[Extracted data entries]
+-------+

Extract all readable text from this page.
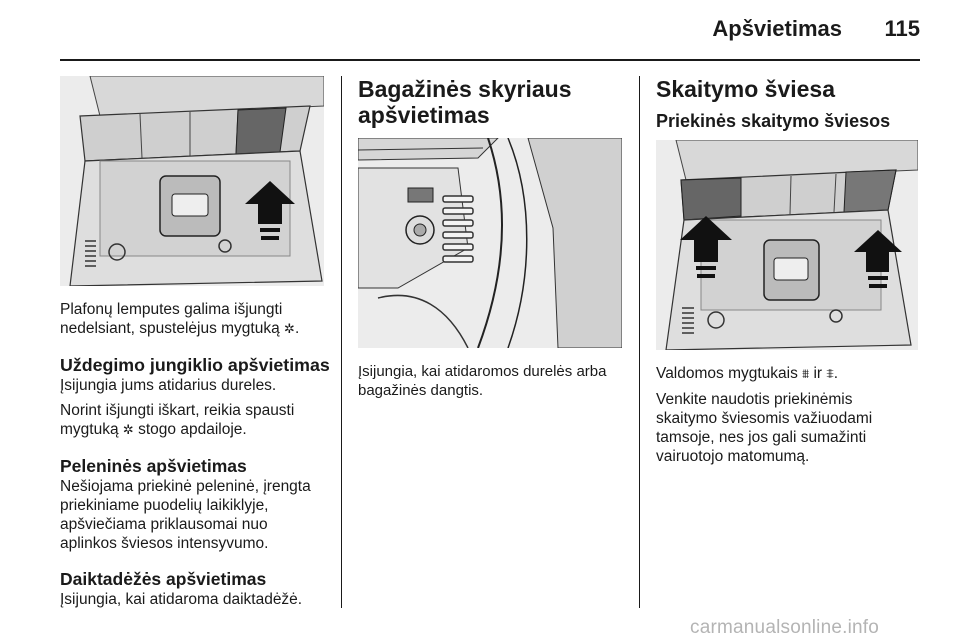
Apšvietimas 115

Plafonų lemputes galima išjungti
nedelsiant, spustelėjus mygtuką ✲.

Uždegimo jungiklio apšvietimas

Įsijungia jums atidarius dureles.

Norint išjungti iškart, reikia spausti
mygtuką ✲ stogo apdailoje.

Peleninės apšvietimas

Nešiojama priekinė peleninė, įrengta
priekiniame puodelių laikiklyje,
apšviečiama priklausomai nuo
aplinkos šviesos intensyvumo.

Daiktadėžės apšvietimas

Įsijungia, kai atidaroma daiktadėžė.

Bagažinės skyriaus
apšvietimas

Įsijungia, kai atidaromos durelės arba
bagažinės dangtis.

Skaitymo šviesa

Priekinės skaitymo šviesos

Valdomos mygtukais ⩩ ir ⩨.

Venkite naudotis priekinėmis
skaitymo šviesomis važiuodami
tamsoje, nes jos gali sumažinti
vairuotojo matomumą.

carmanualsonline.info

+-------+

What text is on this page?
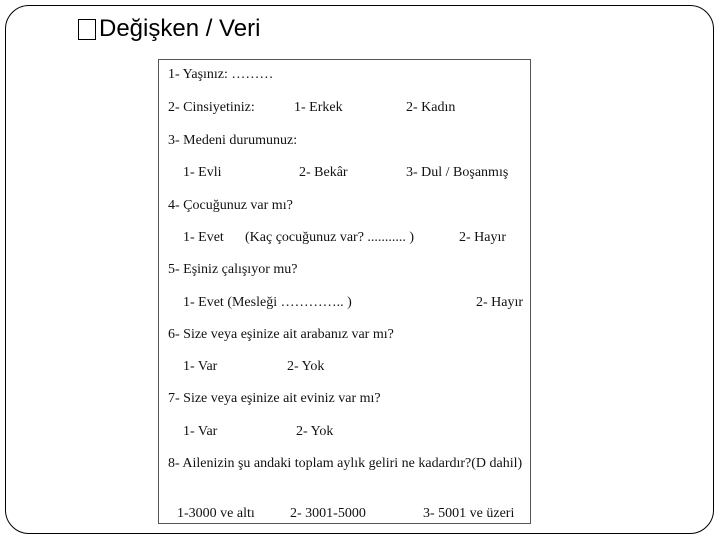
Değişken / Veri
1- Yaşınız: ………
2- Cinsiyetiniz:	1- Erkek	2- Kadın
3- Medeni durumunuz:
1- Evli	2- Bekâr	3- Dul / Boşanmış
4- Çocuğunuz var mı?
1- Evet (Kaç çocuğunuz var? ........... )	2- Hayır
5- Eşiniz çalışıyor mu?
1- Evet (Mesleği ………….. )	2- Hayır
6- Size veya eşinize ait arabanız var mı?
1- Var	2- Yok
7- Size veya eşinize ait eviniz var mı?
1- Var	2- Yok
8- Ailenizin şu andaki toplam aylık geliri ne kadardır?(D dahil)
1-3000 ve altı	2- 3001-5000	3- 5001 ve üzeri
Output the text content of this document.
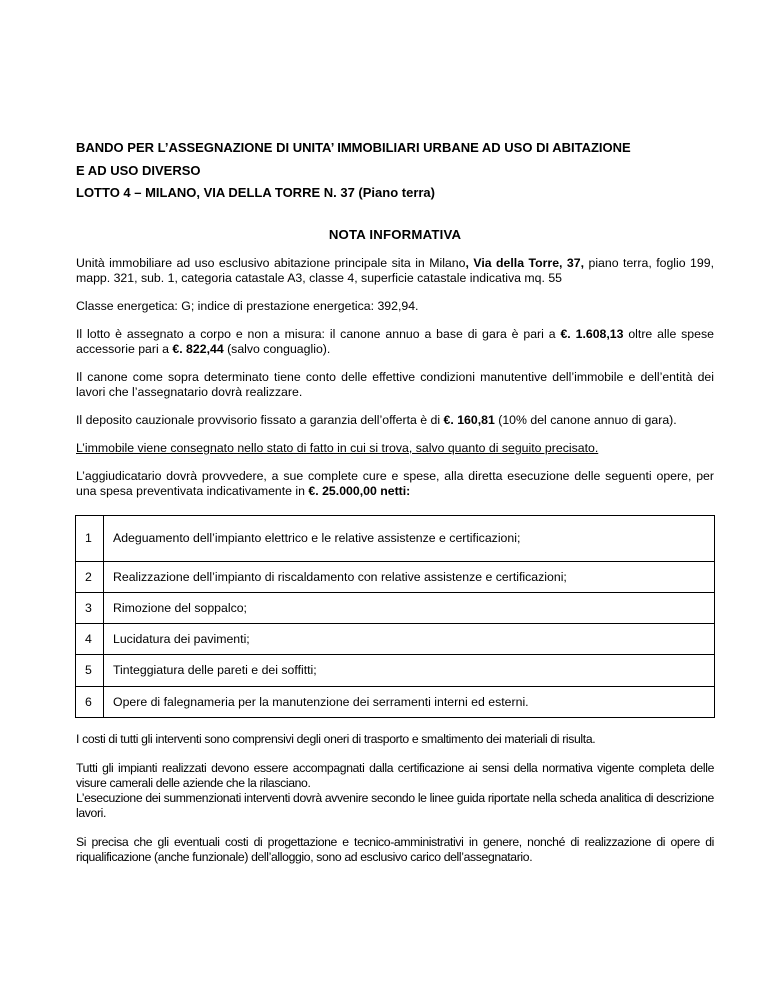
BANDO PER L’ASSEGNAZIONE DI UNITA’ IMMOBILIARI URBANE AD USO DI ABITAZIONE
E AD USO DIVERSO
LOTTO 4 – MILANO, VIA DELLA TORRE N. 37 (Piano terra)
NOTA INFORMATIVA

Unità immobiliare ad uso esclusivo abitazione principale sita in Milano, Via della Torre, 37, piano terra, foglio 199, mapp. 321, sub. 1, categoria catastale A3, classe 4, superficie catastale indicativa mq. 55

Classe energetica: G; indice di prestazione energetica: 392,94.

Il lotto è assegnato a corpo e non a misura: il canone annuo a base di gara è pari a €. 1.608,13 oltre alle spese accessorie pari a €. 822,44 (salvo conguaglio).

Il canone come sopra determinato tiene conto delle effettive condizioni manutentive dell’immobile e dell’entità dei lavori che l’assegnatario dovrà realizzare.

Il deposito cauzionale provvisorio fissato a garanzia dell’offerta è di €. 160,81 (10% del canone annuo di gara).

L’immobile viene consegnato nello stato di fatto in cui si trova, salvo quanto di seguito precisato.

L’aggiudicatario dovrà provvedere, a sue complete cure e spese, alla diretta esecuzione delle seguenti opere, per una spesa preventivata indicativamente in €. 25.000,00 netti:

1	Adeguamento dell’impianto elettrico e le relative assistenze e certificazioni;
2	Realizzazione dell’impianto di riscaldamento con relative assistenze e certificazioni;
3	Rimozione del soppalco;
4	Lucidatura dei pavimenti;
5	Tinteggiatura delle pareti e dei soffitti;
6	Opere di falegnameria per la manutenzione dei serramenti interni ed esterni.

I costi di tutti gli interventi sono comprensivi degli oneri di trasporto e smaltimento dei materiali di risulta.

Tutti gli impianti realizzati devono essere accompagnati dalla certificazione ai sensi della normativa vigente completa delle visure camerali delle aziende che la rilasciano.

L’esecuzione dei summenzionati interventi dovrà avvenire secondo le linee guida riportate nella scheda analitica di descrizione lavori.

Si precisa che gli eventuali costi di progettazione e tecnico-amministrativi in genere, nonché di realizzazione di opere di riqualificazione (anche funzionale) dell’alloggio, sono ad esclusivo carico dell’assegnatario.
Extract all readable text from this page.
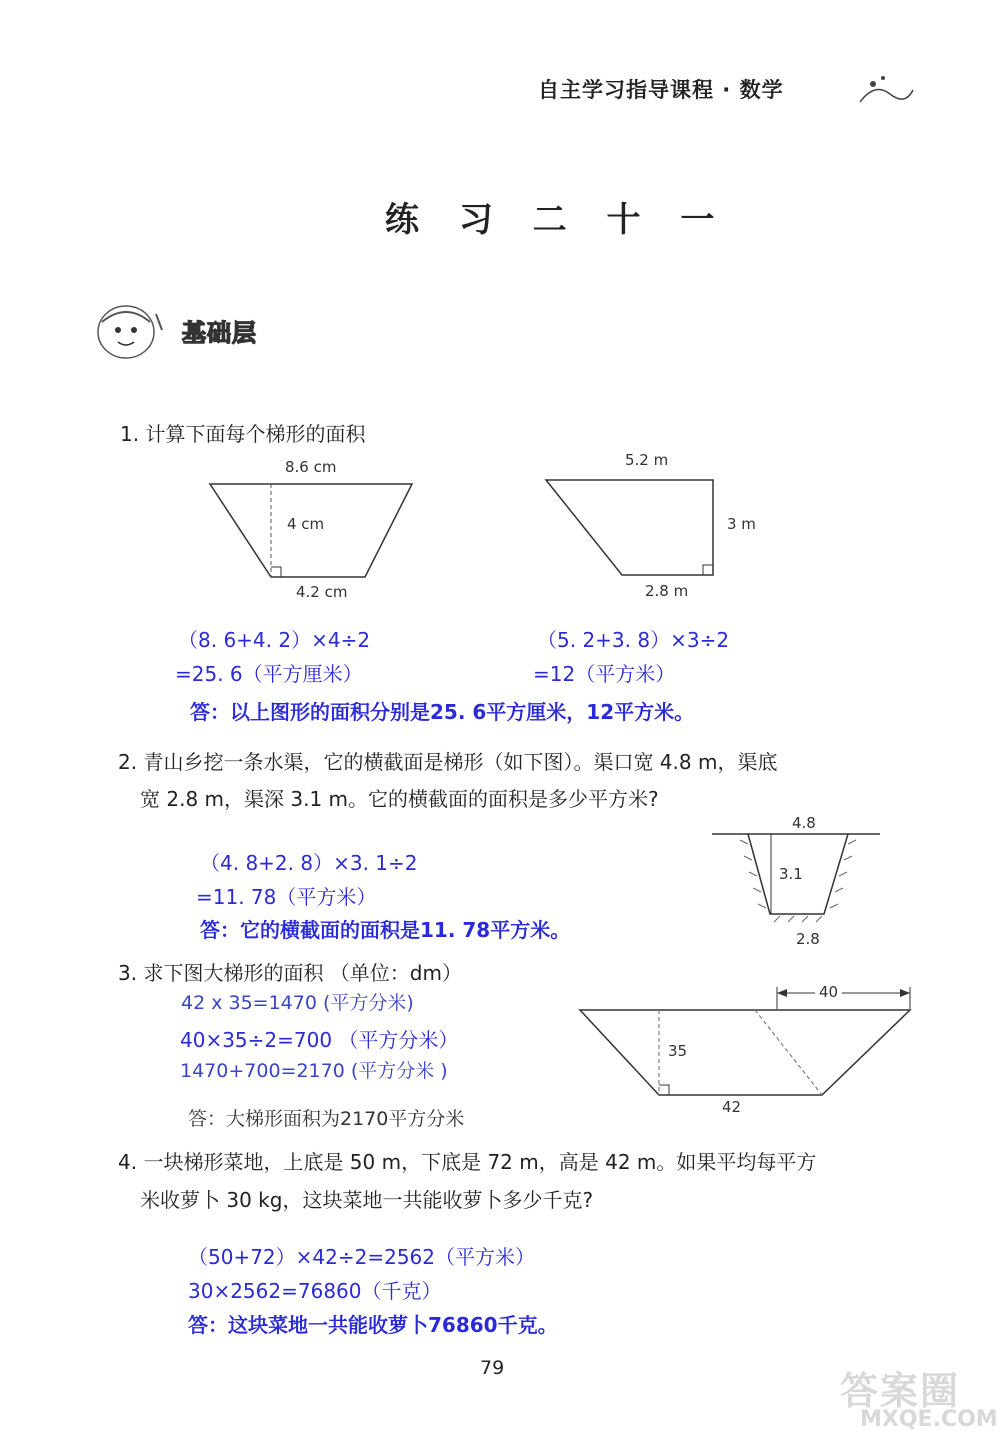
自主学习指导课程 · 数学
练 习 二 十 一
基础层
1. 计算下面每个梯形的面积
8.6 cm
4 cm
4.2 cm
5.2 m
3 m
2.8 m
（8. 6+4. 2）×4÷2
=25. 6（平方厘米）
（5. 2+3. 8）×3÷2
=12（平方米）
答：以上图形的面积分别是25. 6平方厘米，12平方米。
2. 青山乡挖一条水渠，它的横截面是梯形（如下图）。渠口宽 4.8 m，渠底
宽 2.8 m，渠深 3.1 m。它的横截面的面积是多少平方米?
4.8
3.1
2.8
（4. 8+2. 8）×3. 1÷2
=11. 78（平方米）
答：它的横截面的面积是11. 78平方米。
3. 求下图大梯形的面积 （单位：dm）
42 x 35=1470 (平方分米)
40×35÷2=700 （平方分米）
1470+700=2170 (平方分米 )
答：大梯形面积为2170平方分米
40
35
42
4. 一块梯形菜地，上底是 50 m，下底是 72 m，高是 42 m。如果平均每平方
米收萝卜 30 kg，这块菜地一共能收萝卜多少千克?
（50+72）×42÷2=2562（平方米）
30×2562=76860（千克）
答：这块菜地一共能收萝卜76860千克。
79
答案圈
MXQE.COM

+-------+

**PROBLEM TO WORK ON**
Copy all lines from the material that contain "eşinize".

**OUTPUT**
6- Size veya eşinize ait arabanız var mı?
7- Size veya eşinize ait eviniz var mı?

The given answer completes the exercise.